- Stored data -
--- Begin ---
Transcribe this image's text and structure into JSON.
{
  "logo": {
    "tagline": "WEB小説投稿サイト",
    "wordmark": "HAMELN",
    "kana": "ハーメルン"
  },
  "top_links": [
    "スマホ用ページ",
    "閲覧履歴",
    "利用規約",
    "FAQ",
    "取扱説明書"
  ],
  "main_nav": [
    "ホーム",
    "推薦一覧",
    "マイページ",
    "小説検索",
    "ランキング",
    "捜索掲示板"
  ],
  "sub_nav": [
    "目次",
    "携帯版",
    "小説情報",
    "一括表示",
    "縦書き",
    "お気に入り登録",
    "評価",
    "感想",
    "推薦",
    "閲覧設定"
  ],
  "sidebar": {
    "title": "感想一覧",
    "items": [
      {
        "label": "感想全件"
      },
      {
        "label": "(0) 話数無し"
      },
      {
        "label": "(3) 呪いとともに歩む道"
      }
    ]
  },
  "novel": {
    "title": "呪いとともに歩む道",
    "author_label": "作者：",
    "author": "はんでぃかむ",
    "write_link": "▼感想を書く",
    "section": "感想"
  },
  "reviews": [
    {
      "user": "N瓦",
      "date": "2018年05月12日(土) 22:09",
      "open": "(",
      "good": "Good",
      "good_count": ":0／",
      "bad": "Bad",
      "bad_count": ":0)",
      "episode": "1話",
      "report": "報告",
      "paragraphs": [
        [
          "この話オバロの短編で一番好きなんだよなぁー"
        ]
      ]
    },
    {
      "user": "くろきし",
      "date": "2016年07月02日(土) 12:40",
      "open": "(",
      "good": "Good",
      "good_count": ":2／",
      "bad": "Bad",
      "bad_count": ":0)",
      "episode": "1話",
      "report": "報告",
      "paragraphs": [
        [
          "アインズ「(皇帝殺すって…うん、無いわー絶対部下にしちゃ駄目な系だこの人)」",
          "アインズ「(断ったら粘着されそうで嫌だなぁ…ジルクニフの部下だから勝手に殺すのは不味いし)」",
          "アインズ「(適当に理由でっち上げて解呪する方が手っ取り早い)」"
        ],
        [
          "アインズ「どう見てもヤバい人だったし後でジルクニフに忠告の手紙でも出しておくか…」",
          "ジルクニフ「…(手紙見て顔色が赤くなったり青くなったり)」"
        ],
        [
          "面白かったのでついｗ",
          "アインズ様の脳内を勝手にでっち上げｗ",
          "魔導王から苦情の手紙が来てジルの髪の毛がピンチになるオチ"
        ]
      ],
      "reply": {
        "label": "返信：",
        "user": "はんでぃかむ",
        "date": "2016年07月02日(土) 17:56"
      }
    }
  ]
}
--- End ---
Output all of the data above without any alteration.

- Answer to the exercise -
Transcribe this image's text and structure into JSON.
{
  "logo": {
    "tagline": "WEB小説投稿サイト",
    "wordmark": "HAMELN",
    "kana": "ハーメルン"
  },
  "top_links": [
    "スマホ用ページ",
    "閲覧履歴",
    "利用規約",
    "FAQ",
    "取扱説明書"
  ],
  "main_nav": [
    "ホーム",
    "推薦一覧",
    "マイページ",
    "小説検索",
    "ランキング",
    "捜索掲示板"
  ],
  "sub_nav": [
    "目次",
    "携帯版",
    "小説情報",
    "一括表示",
    "縦書き",
    "お気に入り登録",
    "評価",
    "感想",
    "推薦",
    "閲覧設定"
  ],
  "sidebar": {
    "title": "感想一覧",
    "items": [
      {
        "label": "感想全件"
      },
      {
        "label": "(0) 話数無し"
      },
      {
        "label": "(3) 呪いとともに歩む道"
      }
    ]
  },
  "novel": {
    "title": "呪いとともに歩む道",
    "author_label": "作者：",
    "author": "はんでぃかむ",
    "write_link": "▼感想を書く",
    "section": "感想"
  },
  "reviews": [
    {
      "user": "N瓦",
      "date": "2018年05月12日(土) 22:09",
      "open": "(",
      "good": "Good",
      "good_count": ":0／",
      "bad": "Bad",
      "bad_count": ":0)",
      "episode": "1話",
      "report": "報告",
      "paragraphs": [
        [
          "この話オバロの短編で一番好きなんだよなぁー"
        ]
      ]
    },
    {
      "user": "くろきし",
      "date": "2016年07月02日(土) 12:40",
      "open": "(",
      "good": "Good",
      "good_count": ":2／",
      "bad": "Bad",
      "bad_count": ":0)",
      "episode": "1話",
      "report": "報告",
      "paragraphs": [
        [
          "アインズ「(皇帝殺すって…うん、無いわー絶対部下にしちゃ駄目な系だこの人)」",
          "アインズ「(断ったら粘着されそうで嫌だなぁ…ジルクニフの部下だから勝手に殺すのは不味いし)」",
          "アインズ「(適当に理由でっち上げて解呪する方が手っ取り早い)」"
        ],
        [
          "アインズ「どう見てもヤバい人だったし後でジルクニフに忠告の手紙でも出しておくか…」",
          "ジルクニフ「…(手紙見て顔色が赤くなったり青くなったり)」"
        ],
        [
          "面白かったのでついｗ",
          "アインズ様の脳内を勝手にでっち上げｗ",
          "魔導王から苦情の手紙が来てジルの髪の毛がピンチになるオチ"
        ]
      ],
      "reply": {
        "label": "返信：",
        "user": "はんでぃかむ",
        "date": "2016年07月02日(土) 17:56"
      }
    }
  ]
}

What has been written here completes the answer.